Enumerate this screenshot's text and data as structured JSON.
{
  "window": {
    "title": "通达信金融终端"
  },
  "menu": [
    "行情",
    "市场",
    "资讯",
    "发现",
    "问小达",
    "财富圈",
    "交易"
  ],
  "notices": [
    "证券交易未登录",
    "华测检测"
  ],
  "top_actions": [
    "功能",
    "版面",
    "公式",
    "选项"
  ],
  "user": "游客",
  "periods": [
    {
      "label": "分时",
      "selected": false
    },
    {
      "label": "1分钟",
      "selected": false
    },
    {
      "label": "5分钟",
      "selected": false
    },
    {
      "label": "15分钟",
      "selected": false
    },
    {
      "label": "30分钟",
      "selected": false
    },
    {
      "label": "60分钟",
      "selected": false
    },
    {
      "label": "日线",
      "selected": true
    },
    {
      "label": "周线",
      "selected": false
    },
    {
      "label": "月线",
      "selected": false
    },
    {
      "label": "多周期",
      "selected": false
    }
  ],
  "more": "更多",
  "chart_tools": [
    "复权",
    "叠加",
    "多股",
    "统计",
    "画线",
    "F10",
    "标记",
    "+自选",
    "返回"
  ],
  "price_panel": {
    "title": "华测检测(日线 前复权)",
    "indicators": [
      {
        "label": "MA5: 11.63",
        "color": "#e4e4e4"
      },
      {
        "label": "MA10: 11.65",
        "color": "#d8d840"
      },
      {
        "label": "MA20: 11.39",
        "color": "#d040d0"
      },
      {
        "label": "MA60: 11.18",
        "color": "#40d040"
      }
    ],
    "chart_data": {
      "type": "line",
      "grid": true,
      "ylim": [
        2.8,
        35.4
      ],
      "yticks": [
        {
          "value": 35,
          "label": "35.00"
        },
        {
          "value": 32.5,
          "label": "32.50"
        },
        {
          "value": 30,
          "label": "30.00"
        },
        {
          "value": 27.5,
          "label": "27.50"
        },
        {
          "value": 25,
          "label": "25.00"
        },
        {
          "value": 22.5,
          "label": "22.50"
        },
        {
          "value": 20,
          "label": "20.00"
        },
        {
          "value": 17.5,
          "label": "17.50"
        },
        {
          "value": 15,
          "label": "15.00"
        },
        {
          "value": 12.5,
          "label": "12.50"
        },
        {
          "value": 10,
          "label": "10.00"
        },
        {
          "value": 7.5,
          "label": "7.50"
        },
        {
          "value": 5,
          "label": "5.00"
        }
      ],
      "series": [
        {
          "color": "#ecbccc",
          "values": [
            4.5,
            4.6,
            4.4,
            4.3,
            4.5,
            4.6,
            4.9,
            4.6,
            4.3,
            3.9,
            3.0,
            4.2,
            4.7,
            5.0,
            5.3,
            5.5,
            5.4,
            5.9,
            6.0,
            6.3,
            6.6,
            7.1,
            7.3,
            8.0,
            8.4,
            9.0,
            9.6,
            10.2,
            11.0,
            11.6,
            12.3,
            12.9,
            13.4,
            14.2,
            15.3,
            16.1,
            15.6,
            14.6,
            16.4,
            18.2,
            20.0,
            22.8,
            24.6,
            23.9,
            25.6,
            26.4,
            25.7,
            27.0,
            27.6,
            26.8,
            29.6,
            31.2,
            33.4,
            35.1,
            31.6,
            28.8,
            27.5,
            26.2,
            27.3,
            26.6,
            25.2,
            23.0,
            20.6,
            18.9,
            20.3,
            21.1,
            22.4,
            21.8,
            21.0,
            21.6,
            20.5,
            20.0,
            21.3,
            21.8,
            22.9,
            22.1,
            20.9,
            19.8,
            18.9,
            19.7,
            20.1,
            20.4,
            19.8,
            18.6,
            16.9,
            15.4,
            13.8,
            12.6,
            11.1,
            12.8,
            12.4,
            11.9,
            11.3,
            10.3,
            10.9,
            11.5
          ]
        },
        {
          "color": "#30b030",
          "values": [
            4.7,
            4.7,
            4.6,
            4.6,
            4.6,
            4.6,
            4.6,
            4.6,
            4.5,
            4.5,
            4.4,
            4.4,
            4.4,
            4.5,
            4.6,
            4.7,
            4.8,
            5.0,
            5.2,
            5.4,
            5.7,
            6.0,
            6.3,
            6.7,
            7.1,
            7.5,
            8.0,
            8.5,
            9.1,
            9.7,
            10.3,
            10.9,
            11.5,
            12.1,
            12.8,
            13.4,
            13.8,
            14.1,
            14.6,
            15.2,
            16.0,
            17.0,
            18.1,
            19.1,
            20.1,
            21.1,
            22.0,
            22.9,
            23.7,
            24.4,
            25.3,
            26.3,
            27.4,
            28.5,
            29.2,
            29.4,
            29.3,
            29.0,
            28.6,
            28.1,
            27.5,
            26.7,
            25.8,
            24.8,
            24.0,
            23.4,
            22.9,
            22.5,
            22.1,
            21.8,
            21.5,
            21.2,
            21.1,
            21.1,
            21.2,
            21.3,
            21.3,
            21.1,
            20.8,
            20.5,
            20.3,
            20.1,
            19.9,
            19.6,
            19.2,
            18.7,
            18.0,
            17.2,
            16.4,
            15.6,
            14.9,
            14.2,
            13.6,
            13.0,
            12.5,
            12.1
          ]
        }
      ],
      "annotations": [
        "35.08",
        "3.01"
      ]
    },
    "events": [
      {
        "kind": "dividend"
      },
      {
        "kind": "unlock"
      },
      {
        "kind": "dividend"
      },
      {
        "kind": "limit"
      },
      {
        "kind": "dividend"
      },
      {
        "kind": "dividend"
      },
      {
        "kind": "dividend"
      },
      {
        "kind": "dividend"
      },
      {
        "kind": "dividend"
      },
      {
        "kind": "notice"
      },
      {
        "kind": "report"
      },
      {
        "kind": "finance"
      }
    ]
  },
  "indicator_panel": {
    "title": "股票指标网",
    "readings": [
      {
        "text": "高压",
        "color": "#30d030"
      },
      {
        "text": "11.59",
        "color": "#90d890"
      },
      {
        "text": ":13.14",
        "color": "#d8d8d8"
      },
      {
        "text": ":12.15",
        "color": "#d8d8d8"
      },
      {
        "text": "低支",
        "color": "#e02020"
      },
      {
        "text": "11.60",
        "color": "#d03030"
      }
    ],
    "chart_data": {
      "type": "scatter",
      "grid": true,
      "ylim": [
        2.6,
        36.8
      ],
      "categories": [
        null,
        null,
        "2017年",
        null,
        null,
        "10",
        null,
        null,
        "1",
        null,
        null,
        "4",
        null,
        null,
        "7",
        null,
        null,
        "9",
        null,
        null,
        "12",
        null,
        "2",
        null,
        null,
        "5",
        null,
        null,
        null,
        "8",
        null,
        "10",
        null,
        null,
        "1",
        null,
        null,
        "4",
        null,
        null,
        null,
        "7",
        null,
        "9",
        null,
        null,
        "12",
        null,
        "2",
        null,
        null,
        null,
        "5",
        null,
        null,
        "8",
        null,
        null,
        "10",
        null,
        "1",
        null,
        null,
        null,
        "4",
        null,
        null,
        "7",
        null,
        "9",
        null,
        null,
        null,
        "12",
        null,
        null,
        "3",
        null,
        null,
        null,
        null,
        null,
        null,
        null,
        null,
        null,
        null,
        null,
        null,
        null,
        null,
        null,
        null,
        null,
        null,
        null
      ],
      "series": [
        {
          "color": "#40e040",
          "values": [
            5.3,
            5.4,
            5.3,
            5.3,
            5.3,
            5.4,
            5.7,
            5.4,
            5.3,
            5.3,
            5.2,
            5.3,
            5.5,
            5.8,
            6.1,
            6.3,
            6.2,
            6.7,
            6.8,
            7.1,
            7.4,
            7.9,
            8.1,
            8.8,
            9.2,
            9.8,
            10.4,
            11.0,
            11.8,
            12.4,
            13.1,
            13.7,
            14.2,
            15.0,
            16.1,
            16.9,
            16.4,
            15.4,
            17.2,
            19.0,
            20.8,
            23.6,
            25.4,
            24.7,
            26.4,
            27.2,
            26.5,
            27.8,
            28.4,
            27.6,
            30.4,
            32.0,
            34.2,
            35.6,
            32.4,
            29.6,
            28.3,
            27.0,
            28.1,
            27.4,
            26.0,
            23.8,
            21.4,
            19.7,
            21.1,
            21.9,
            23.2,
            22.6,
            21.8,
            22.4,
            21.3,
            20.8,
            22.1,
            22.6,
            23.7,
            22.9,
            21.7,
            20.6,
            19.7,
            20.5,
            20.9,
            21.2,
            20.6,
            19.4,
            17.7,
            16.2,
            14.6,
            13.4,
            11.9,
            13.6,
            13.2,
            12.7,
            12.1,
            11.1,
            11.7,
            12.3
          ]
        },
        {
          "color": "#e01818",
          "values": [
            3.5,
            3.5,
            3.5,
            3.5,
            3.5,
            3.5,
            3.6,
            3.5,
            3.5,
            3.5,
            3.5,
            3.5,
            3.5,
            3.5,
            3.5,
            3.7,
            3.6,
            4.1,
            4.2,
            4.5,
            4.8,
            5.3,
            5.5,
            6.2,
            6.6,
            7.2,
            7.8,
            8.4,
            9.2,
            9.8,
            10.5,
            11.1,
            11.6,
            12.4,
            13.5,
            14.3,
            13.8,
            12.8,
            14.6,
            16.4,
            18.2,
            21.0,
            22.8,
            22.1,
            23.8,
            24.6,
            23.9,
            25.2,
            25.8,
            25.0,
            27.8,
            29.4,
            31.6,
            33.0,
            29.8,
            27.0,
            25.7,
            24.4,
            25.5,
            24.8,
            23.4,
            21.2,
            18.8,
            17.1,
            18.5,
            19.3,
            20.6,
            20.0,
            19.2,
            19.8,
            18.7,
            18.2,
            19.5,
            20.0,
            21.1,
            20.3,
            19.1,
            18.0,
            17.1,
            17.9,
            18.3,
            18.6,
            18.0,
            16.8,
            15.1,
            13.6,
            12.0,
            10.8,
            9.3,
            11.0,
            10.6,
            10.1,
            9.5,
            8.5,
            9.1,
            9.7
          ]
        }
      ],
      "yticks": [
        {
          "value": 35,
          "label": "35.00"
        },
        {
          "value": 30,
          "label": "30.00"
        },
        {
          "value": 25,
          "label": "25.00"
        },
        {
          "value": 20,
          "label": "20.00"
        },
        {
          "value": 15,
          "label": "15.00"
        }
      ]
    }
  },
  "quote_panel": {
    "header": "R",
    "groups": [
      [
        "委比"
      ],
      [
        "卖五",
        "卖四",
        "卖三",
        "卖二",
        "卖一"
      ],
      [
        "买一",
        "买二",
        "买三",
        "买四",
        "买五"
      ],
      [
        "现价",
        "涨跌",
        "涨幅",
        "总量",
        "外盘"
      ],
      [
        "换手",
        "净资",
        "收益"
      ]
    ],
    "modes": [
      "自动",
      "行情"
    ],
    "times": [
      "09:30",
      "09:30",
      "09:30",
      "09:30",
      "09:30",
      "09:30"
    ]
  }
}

* _Task to carry out_:
Locate each line with the word "text" and copy it.

* _Solution_:
Enumerate this screenshot's text and data as structured JSON.
        "text": "高压",
        "text": "11.59",
        "text": ":13.14",
        "text": ":12.15",
        "text": "低支",
        "text": "11.60",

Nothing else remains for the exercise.